Record excerpts:
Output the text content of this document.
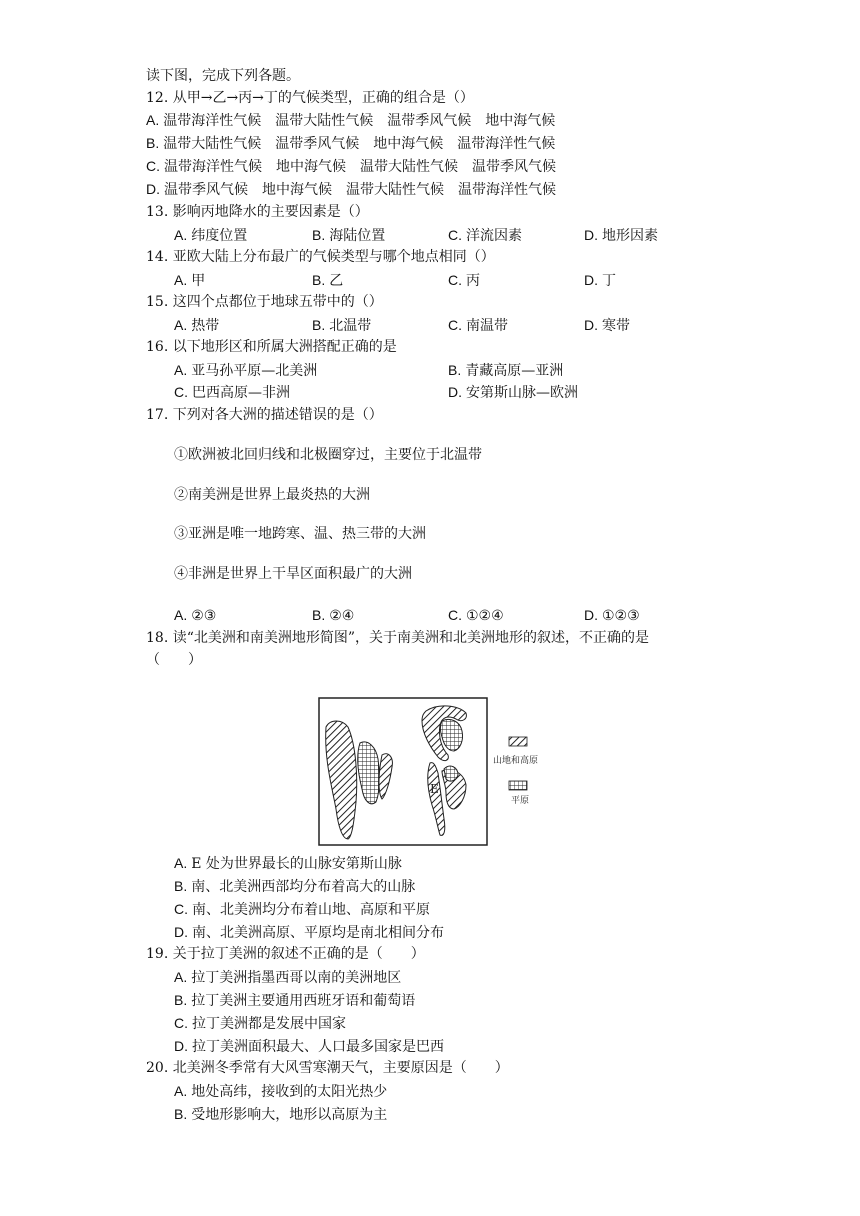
读下图，完成下列各题。
12. 从甲→乙→丙→丁的气候类型，正确的组合是（）
A. 温带海洋性气候 温带大陆性气候 温带季风气候 地中海气候
B. 温带大陆性气候 温带季风气候 地中海气候 温带海洋性气候
C. 温带海洋性气候 地中海气候 温带大陆性气候 温带季风气候
D. 温带季风气候 地中海气候 温带大陆性气候 温带海洋性气候
13. 影响丙地降水的主要因素是（）
A. 纬度位置	B. 海陆位置	C. 洋流因素	D. 地形因素
14. 亚欧大陆上分布最广的气候类型与哪个地点相同（）
A. 甲	B. 乙	C. 丙	D. 丁
15. 这四个点都位于地球五带中的（）
A. 热带	B. 北温带	C. 南温带	D. 寒带
16. 以下地形区和所属大洲搭配正确的是
A. 亚马孙平原—北美洲	B. 青藏高原—亚洲
C. 巴西高原—非洲	D. 安第斯山脉—欧洲
17. 下列对各大洲的描述错误的是（）
①欧洲被北回归线和北极圈穿过，主要位于北温带
②南美洲是世界上最炎热的大洲
③亚洲是唯一地跨寒、温、热三带的大洲
④非洲是世界上干旱区面积最广的大洲
A. ②③	B. ②④	C. ①②④	D. ①②③
18. 读“北美洲和南美洲地形简图”，关于南美洲和北美洲地形的叙述，不正确的是
（　　）
E
山地和高原
平原
A. E 处为世界最长的山脉安第斯山脉
B. 南、北美洲西部均分布着高大的山脉
C. 南、北美洲均分布着山地、高原和平原
D. 南、北美洲高原、平原均是南北相间分布
19. 关于拉丁美洲的叙述不正确的是（　　）
A. 拉丁美洲指墨西哥以南的美洲地区
B. 拉丁美洲主要通用西班牙语和葡萄语
C. 拉丁美洲都是发展中国家
D. 拉丁美洲面积最大、人口最多国家是巴西
20. 北美洲冬季常有大风雪寒潮天气，主要原因是（　　）
A. 地处高纬，接收到的太阳光热少
B. 受地形影响大，地形以高原为主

Task description: Return every line above that contains the word "温带季风气候".

Final result:
A. 温带海洋性气候 温带大陆性气候 温带季风气候 地中海气候
B. 温带大陆性气候 温带季风气候 地中海气候 温带海洋性气候
C. 温带海洋性气候 地中海气候 温带大陆性气候 温带季风气候
D. 温带季风气候 地中海气候 温带大陆性气候 温带海洋性气候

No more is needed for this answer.